[Start of Data rows]

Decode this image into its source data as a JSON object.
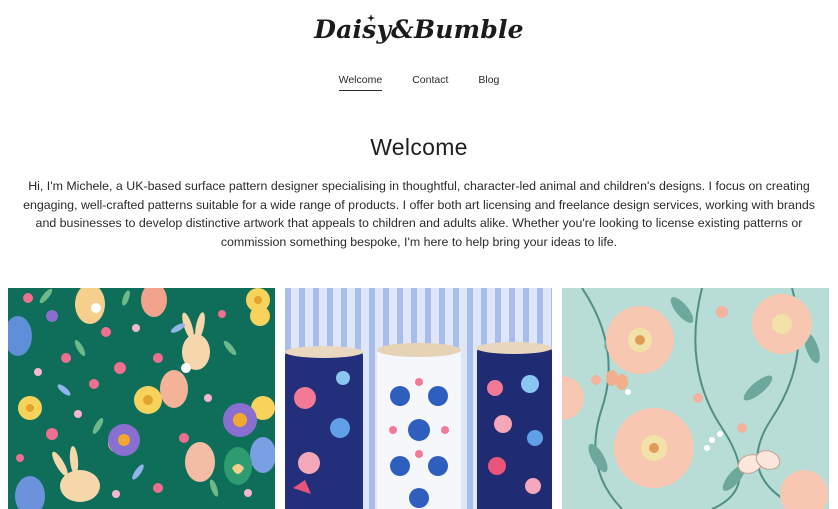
{
  "brand": {
    "logo_text": "Daisy&Bumble"
  },
  "nav": {
    "items": [
      {
        "label": "Welcome",
        "active": true
      },
      {
        "label": "Contact",
        "active": false
      },
      {
        "label": "Blog",
        "active": false
      }
    ]
  },
  "main": {
    "heading": "Welcome",
    "intro": "Hi, I'm Michele, a UK-based surface pattern designer specialising in thoughtful, character-led animal and children's designs. I focus on creating engaging, well-crafted patterns suitable for a wide range of products. I offer both art licensing and freelance design services, working with brands and businesses to develop distinctive artwork that appeals to children and adults alike. Whether you're looking to license existing patterns or commission something bespoke, I'm here to help bring your ideas to life."
  },
  "gallery": {
    "tiles": [
      {
        "subject": "easter-bunny-pattern",
        "background": "#0f6e5a"
      },
      {
        "subject": "fabric-rolls-mockup",
        "background": "#cfd9f4"
      },
      {
        "subject": "peach-floral-pattern",
        "background": "#b8ddd6"
      }
    ]
  },
  "colors": {
    "text": "#1e1e1e",
    "background": "#ffffff"
  }
}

[End of Data rows]

** Exercise directions **
Copy each line in the data that holds the word "label".

** Output below **
        "label": "Welcome",
        "label": "Contact",
        "label": "Blog",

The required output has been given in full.